[TASK REQUIREMENTS]: Identify every line containing the word "this" and reproduce each one.

:: RECORDS PROVIDED

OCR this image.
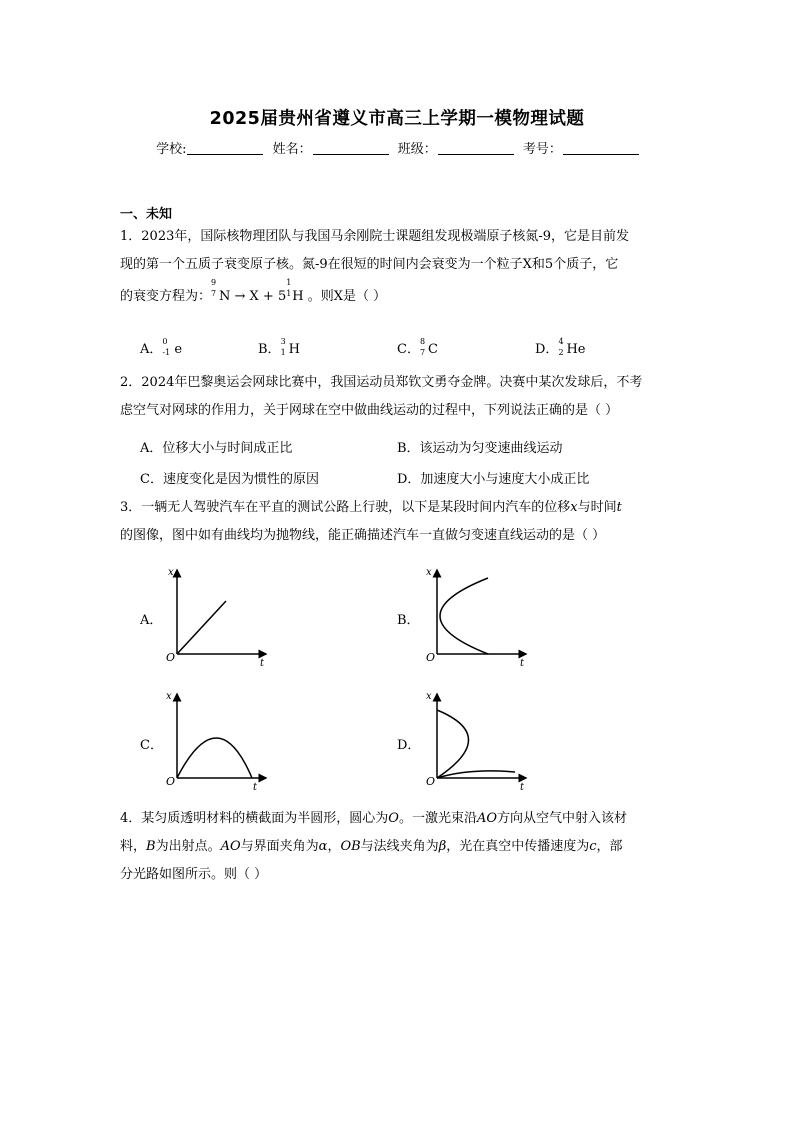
2025届贵州省遵义市高三上学期一模物理试题
学校:	姓名：	班级：	考号：
一、未知
1．2023年，国际核物理团队与我国马余刚院士课题组发现极端原子核氮-9，它是目前发
现的第一个五质子衰变原子核。氮-9在很短的时间内会衰变为一个粒子X和5个质子，它
的衰变方程为：
9
7 N → X + 5
1
1 H 。则X是（ ）
A．
0
-1 e	B．
3
1 H	C．
8
7 C	D．
4
2 He
2．2024年巴黎奥运会网球比赛中，我国运动员郑钦文勇夺金牌。决赛中某次发球后，不考
虑空气对网球的作用力，关于网球在空中做曲线运动的过程中，下列说法正确的是（ ）
A．位移大小与时间成正比	B．该运动为匀变速曲线运动
C．速度变化是因为惯性的原因	D．加速度大小与速度大小成正比
3．一辆无人驾驶汽车在平直的测试公路上行驶，以下是某段时间内汽车的位移x与时间t
的图像，图中如有曲线均为抛物线，能正确描述汽车一直做匀变速直线运动的是（ ）
A．
x
t
O
B．
x
t
O
C．
x
t
O
D．
x
t
O
4．某匀质透明材料的横截面为半圆形，圆心为O。一激光束沿AO方向从空气中射入该材
料，B为出射点。AO与界面夹角为α，OB与法线夹角为β，光在真空中传播速度为c，部
分光路如图所示。则（ ）
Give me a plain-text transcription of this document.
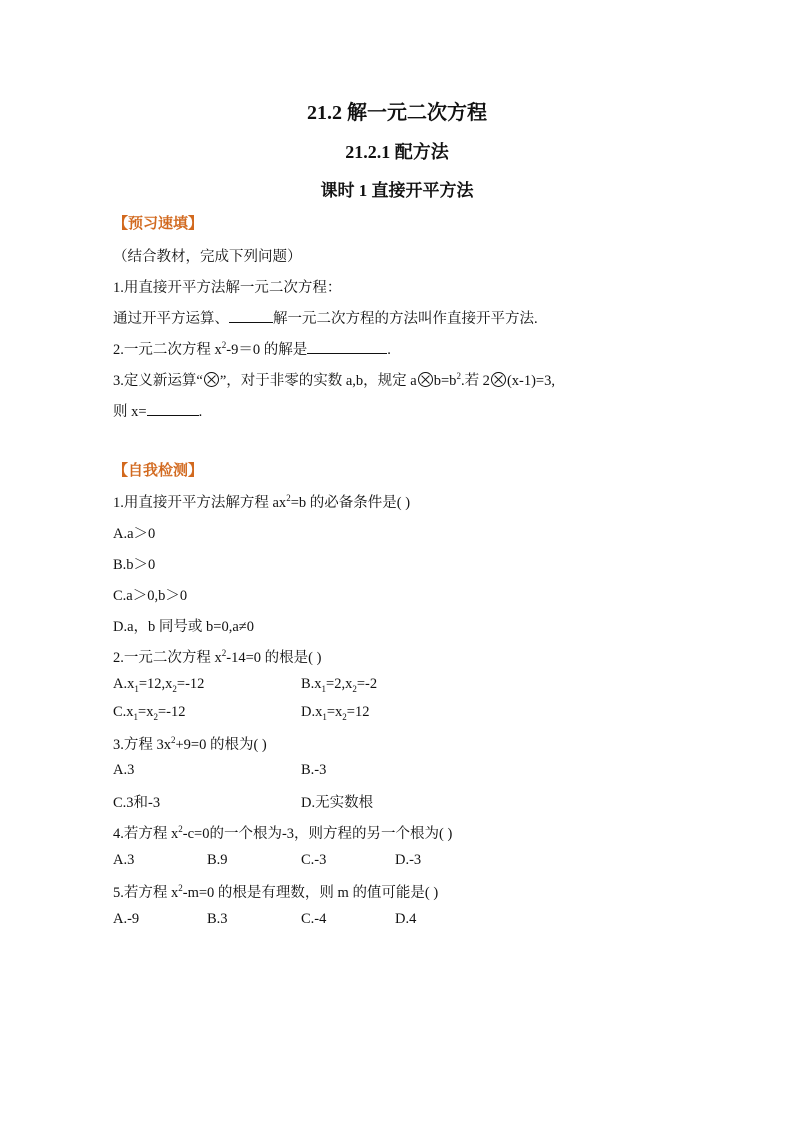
21.2 解一元二次方程
21.2.1 配方法
课时 1 直接开平方法
【预习速填】
（结合教材，完成下列问题）
1.用直接开平方法解一元二次方程：
通过开平方运算、	解一元二次方程的方法叫作直接开平方法.
2.一元二次方程 $x^2-9=0$ 的解是	.
3.定义新运算“ ”，对于非零的实数 a,b，规定 a $b=b^2$.若 2 (x-1)=3,
则 x=	.
【自我检测】
1.用直接开平方法解方程 $ax^2=b$ 的必备条件是( )
A.a＞0
B.b＞0
C.a＞0,b＞0
D.a，b 同号或 b=0,a≠0
2.一元二次方程 $x^2-14=0$ 的根是( )
$A.x_1=12,x_2=-12$	$B.x_1=2,x_2=-2$
$C.x_1=x_2=-12$	$D.x_1=x_2=12$
3.方程 $3x^2+9=0$ 的根为( )
A.3	B.-3
C.3和-3	D.无实数根
4.若方程 $x^2-c=0$的一个根为-3，则方程的另一个根为( )
A.3	B.9	C.-3	D.-3
5.若方程 $x^2-m=0$ 的根是有理数，则 m 的值可能是( )
A.-9	B.3	C.-4	D.4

::::

[TASK RESPONSE]:
OCR this image.
Give me a plain-text transcription of this document.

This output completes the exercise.